Aim of the exercise: Find how many lines in the material hold the word "title", then state that number and nothing more.

Records supplied:
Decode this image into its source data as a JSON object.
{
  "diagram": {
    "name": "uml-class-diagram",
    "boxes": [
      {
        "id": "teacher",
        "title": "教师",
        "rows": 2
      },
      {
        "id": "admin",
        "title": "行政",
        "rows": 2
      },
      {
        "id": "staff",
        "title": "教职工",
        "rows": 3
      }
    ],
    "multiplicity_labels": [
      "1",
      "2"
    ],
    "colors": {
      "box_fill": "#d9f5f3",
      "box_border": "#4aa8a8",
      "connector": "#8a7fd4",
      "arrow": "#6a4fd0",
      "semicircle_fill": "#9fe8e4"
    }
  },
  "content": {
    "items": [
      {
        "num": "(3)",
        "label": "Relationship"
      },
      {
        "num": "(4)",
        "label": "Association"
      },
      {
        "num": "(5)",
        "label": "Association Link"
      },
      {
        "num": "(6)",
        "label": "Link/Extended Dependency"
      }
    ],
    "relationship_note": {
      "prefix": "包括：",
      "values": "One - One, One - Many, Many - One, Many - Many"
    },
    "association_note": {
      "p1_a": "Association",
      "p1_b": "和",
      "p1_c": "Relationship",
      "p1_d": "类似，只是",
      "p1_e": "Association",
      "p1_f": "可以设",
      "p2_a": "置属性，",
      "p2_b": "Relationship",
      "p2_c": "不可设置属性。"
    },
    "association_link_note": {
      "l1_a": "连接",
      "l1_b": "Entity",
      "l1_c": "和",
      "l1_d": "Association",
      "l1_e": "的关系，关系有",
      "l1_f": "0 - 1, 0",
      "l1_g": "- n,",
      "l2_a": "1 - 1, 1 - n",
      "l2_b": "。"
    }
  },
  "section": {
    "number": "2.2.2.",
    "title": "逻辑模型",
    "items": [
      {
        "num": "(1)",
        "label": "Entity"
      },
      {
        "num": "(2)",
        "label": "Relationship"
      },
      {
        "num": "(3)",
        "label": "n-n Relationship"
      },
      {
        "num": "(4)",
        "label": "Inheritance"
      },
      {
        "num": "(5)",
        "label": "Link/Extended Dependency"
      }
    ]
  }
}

Answer for the task: 4